» Task prompt: Extract the complete listing and repeat it word for word.

» Records shown:
....................

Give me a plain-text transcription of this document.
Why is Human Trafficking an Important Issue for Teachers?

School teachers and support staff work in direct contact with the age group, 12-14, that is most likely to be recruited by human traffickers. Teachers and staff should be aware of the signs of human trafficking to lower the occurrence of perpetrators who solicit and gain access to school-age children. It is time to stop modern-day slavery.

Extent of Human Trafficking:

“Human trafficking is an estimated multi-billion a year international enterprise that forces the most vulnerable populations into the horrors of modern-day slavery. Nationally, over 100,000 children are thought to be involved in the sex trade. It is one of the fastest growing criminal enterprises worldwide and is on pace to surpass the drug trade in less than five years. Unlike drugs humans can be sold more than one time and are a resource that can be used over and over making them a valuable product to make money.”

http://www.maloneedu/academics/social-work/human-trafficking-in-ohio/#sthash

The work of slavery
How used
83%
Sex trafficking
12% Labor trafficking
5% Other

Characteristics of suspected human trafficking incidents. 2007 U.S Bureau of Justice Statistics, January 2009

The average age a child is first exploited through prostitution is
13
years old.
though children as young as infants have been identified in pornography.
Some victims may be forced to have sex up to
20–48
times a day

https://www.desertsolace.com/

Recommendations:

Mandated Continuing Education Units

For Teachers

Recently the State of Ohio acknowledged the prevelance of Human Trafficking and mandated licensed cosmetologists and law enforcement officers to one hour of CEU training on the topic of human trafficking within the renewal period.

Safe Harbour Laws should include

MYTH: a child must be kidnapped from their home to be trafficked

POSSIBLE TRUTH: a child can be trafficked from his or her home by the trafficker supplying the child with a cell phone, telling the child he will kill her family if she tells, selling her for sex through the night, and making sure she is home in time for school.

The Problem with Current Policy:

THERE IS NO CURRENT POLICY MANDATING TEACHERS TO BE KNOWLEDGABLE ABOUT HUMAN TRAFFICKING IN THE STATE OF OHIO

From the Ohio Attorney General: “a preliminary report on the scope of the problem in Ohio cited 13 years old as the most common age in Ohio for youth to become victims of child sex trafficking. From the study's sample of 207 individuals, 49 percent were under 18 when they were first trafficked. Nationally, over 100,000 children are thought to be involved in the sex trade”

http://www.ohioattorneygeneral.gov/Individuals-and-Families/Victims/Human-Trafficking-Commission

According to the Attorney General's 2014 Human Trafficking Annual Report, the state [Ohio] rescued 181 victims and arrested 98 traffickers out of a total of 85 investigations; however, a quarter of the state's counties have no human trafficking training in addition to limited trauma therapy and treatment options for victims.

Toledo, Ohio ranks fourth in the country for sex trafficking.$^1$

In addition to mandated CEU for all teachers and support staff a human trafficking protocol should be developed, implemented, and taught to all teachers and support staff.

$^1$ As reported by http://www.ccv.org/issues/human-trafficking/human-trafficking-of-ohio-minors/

....................

» Solution to this exercise:
Give me a plain-text transcription of this document.
Why is Human Trafficking an Important Issue for Teachers?

School teachers and support staff work in direct contact with the age group, 12-14, that is most likely to be recruited by human traffickers. Teachers and staff should be aware of the signs of human trafficking to lower the occurrence of perpetrators who solicit and gain access to school-age children. It is time to stop modern-day slavery.

Extent of Human Trafficking:

“Human trafficking is an estimated multi-billion a year international enterprise that forces the most vulnerable populations into the horrors of modern-day slavery. Nationally, over 100,000 children are thought to be involved in the sex trade. It is one of the fastest growing criminal enterprises worldwide and is on pace to surpass the drug trade in less than five years. Unlike drugs humans can be sold more than one time and are a resource that can be used over and over making them a valuable product to make money.”

http://www.maloneedu/academics/social-work/human-trafficking-in-ohio/#sthash

The work of slavery
How used
83%
Sex trafficking
12% Labor trafficking
5% Other

Characteristics of suspected human trafficking incidents. 2007 U.S Bureau of Justice Statistics, January 2009

The average age a child is first exploited through prostitution is
13
years old.
though children as young as infants have been identified in pornography.
Some victims may be forced to have sex up to
20–48
times a day

https://www.desertsolace.com/

Recommendations:

Mandated Continuing Education Units

For Teachers

Recently the State of Ohio acknowledged the prevelance of Human Trafficking and mandated licensed cosmetologists and law enforcement officers to one hour of CEU training on the topic of human trafficking within the renewal period.

Safe Harbour Laws should include

MYTH: a child must be kidnapped from their home to be trafficked

POSSIBLE TRUTH: a child can be trafficked from his or her home by the trafficker supplying the child with a cell phone, telling the child he will kill her family if she tells, selling her for sex through the night, and making sure she is home in time for school.

The Problem with Current Policy:

THERE IS NO CURRENT POLICY MANDATING TEACHERS TO BE KNOWLEDGABLE ABOUT HUMAN TRAFFICKING IN THE STATE OF OHIO

From the Ohio Attorney General: “a preliminary report on the scope of the problem in Ohio cited 13 years old as the most common age in Ohio for youth to become victims of child sex trafficking. From the study's sample of 207 individuals, 49 percent were under 18 when they were first trafficked. Nationally, over 100,000 children are thought to be involved in the sex trade”

http://www.ohioattorneygeneral.gov/Individuals-and-Families/Victims/Human-Trafficking-Commission

According to the Attorney General's 2014 Human Trafficking Annual Report, the state [Ohio] rescued 181 victims and arrested 98 traffickers out of a total of 85 investigations; however, a quarter of the state's counties have no human trafficking training in addition to limited trauma therapy and treatment options for victims.

Toledo, Ohio ranks fourth in the country for sex trafficking.$^1$

In addition to mandated CEU for all teachers and support staff a human trafficking protocol should be developed, implemented, and taught to all teachers and support staff.

$^1$ As reported by http://www.ccv.org/issues/human-trafficking/human-trafficking-of-ohio-minors/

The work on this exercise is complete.